#### [GIVEN PROBLEM]
Write the listing below out again exactly, dropping the images.
★ ★ ★ ★
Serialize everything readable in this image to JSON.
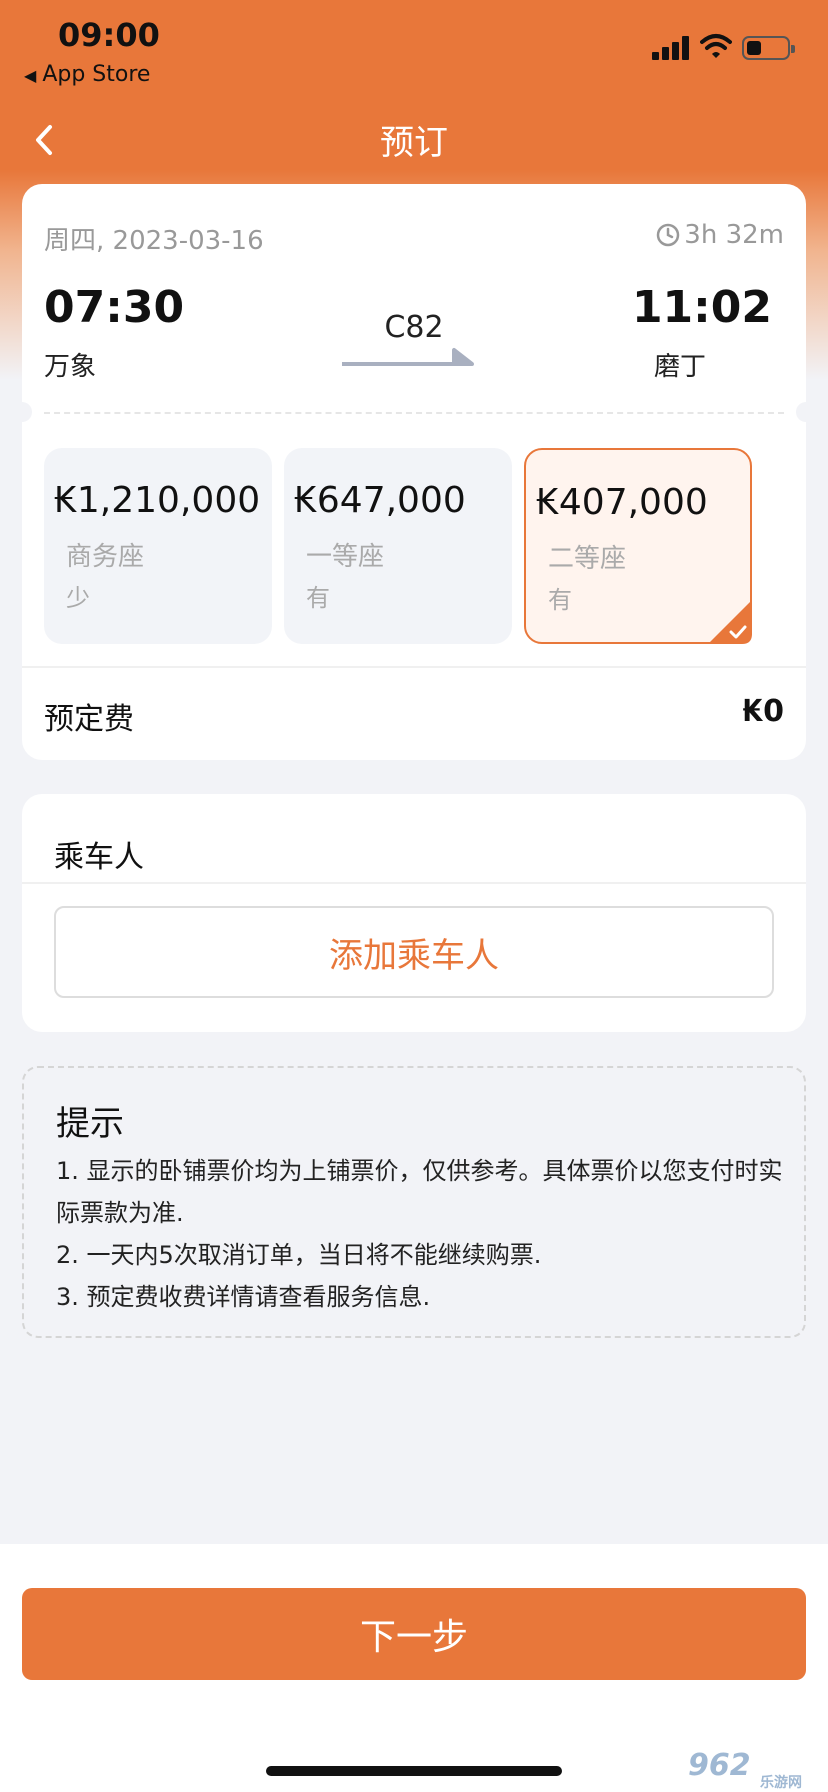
{
  "status_bar": {
    "time": "09:00",
    "back_app": "App Store",
    "icons": [
      "signal-icon",
      "wifi-icon",
      "battery-icon"
    ]
  },
  "nav": {
    "title": "预订",
    "back_icon": "chevron-left-icon"
  },
  "trip": {
    "date": "周四, 2023-03-16",
    "duration": "3h 32m",
    "departure_time": "07:30",
    "departure_station": "万象",
    "arrival_time": "11:02",
    "arrival_station": "磨丁",
    "train_number": "C82"
  },
  "seats": [
    {
      "price": "₭1,210,000",
      "class": "商务座",
      "availability": "少",
      "selected": false
    },
    {
      "price": "₭647,000",
      "class": "一等座",
      "availability": "有",
      "selected": false
    },
    {
      "price": "₭407,000",
      "class": "二等座",
      "availability": "有",
      "selected": true
    }
  ],
  "fee": {
    "label": "预定费",
    "value": "₭0"
  },
  "passengers": {
    "title": "乘车人",
    "add_label": "添加乘车人"
  },
  "tips": {
    "title": "提示",
    "items": [
      "1. 显示的卧铺票价均为上铺票价，仅供参考。具体票价以您支付时实际票款为准.",
      "2. 一天内5次取消订单，当日将不能继续购票.",
      "3. 预定费收费详情请查看服务信息."
    ]
  },
  "next_button": "下一步",
  "watermark": {
    "main": "962",
    "sub": "乐游网"
  },
  "colors": {
    "accent": "#e8773a",
    "background": "#f2f3f7",
    "muted_text": "#999999"
  }
}
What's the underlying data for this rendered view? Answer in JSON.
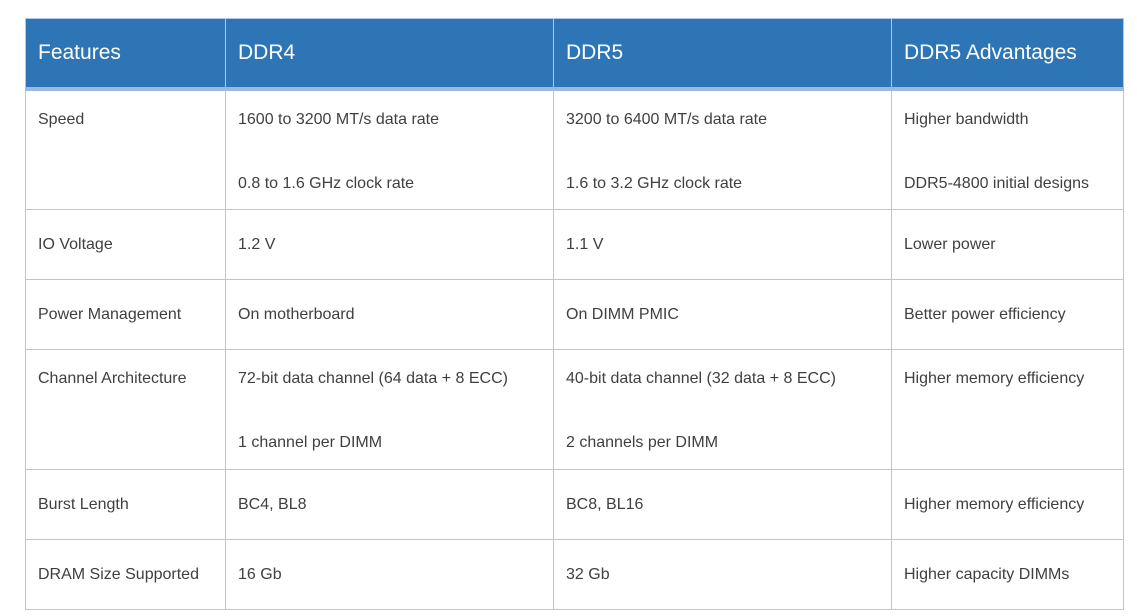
{
  "table": {
    "headers": [
      "Features",
      "DDR4",
      "DDR5",
      "DDR5 Advantages"
    ],
    "rows": [
      {
        "feature": "Speed",
        "ddr4": [
          "1600 to 3200 MT/s data rate",
          "0.8 to 1.6 GHz clock rate"
        ],
        "ddr5": [
          "3200 to 6400 MT/s data rate",
          "1.6 to 3.2 GHz clock rate"
        ],
        "advantage": [
          "Higher bandwidth",
          "DDR5-4800 initial designs"
        ]
      },
      {
        "feature": "IO Voltage",
        "ddr4": [
          "1.2 V"
        ],
        "ddr5": [
          "1.1 V"
        ],
        "advantage": [
          "Lower power"
        ]
      },
      {
        "feature": "Power Management",
        "ddr4": [
          "On motherboard"
        ],
        "ddr5": [
          "On DIMM PMIC"
        ],
        "advantage": [
          "Better power efficiency"
        ]
      },
      {
        "feature": "Channel Architecture",
        "ddr4": [
          "72-bit data channel (64 data + 8 ECC)",
          "1 channel per DIMM"
        ],
        "ddr5": [
          "40-bit data channel (32 data + 8 ECC)",
          "2 channels per DIMM"
        ],
        "advantage": [
          "Higher memory efficiency"
        ]
      },
      {
        "feature": "Burst Length",
        "ddr4": [
          "BC4, BL8"
        ],
        "ddr5": [
          "BC8, BL16"
        ],
        "advantage": [
          "Higher memory efficiency"
        ]
      },
      {
        "feature": "DRAM Size Supported",
        "ddr4": [
          "16 Gb"
        ],
        "ddr5": [
          "32 Gb"
        ],
        "advantage": [
          "Higher capacity DIMMs"
        ]
      }
    ]
  },
  "colors": {
    "header_bg": "#2E75B6",
    "border": "#B4C6E7",
    "text": "#404040"
  }
}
★ ★ ★ ★
#### [ANSWER TO THE TASK]
Serialize everything readable in this image to JSON.
{
  "status_bar": {
    "time": "09:00",
    "back_app": "App Store",
    "icons": [
      "signal-icon",
      "wifi-icon",
      "battery-icon"
    ]
  },
  "nav": {
    "title": "预订",
    "back_icon": "chevron-left-icon"
  },
  "trip": {
    "date": "周四, 2023-03-16",
    "duration": "3h 32m",
    "departure_time": "07:30",
    "departure_station": "万象",
    "arrival_time": "11:02",
    "arrival_station": "磨丁",
    "train_number": "C82"
  },
  "seats": [
    {
      "price": "₭1,210,000",
      "class": "商务座",
      "availability": "少",
      "selected": false
    },
    {
      "price": "₭647,000",
      "class": "一等座",
      "availability": "有",
      "selected": false
    },
    {
      "price": "₭407,000",
      "class": "二等座",
      "availability": "有",
      "selected": true
    }
  ],
  "fee": {
    "label": "预定费",
    "value": "₭0"
  },
  "passengers": {
    "title": "乘车人",
    "add_label": "添加乘车人"
  },
  "tips": {
    "title": "提示",
    "items": [
      "1. 显示的卧铺票价均为上铺票价，仅供参考。具体票价以您支付时实际票款为准.",
      "2. 一天内5次取消订单，当日将不能继续购票.",
      "3. 预定费收费详情请查看服务信息."
    ]
  },
  "next_button": "下一步",
  "watermark": {
    "main": "962",
    "sub": "乐游网"
  },
  "colors": {
    "accent": "#e8773a",
    "background": "#f2f3f7",
    "muted_text": "#999999"
  }
}
What's the underlying data for this rendered view? Answer in JSON.
{
  "table": {
    "headers": [
      "Features",
      "DDR4",
      "DDR5",
      "DDR5 Advantages"
    ],
    "rows": [
      {
        "feature": "Speed",
        "ddr4": [
          "1600 to 3200 MT/s data rate",
          "0.8 to 1.6 GHz clock rate"
        ],
        "ddr5": [
          "3200 to 6400 MT/s data rate",
          "1.6 to 3.2 GHz clock rate"
        ],
        "advantage": [
          "Higher bandwidth",
          "DDR5-4800 initial designs"
        ]
      },
      {
        "feature": "IO Voltage",
        "ddr4": [
          "1.2 V"
        ],
        "ddr5": [
          "1.1 V"
        ],
        "advantage": [
          "Lower power"
        ]
      },
      {
        "feature": "Power Management",
        "ddr4": [
          "On motherboard"
        ],
        "ddr5": [
          "On DIMM PMIC"
        ],
        "advantage": [
          "Better power efficiency"
        ]
      },
      {
        "feature": "Channel Architecture",
        "ddr4": [
          "72-bit data channel (64 data + 8 ECC)",
          "1 channel per DIMM"
        ],
        "ddr5": [
          "40-bit data channel (32 data + 8 ECC)",
          "2 channels per DIMM"
        ],
        "advantage": [
          "Higher memory efficiency"
        ]
      },
      {
        "feature": "Burst Length",
        "ddr4": [
          "BC4, BL8"
        ],
        "ddr5": [
          "BC8, BL16"
        ],
        "advantage": [
          "Higher memory efficiency"
        ]
      },
      {
        "feature": "DRAM Size Supported",
        "ddr4": [
          "16 Gb"
        ],
        "ddr5": [
          "32 Gb"
        ],
        "advantage": [
          "Higher capacity DIMMs"
        ]
      }
    ]
  },
  "colors": {
    "header_bg": "#2E75B6",
    "border": "#B4C6E7",
    "text": "#404040"
  }
}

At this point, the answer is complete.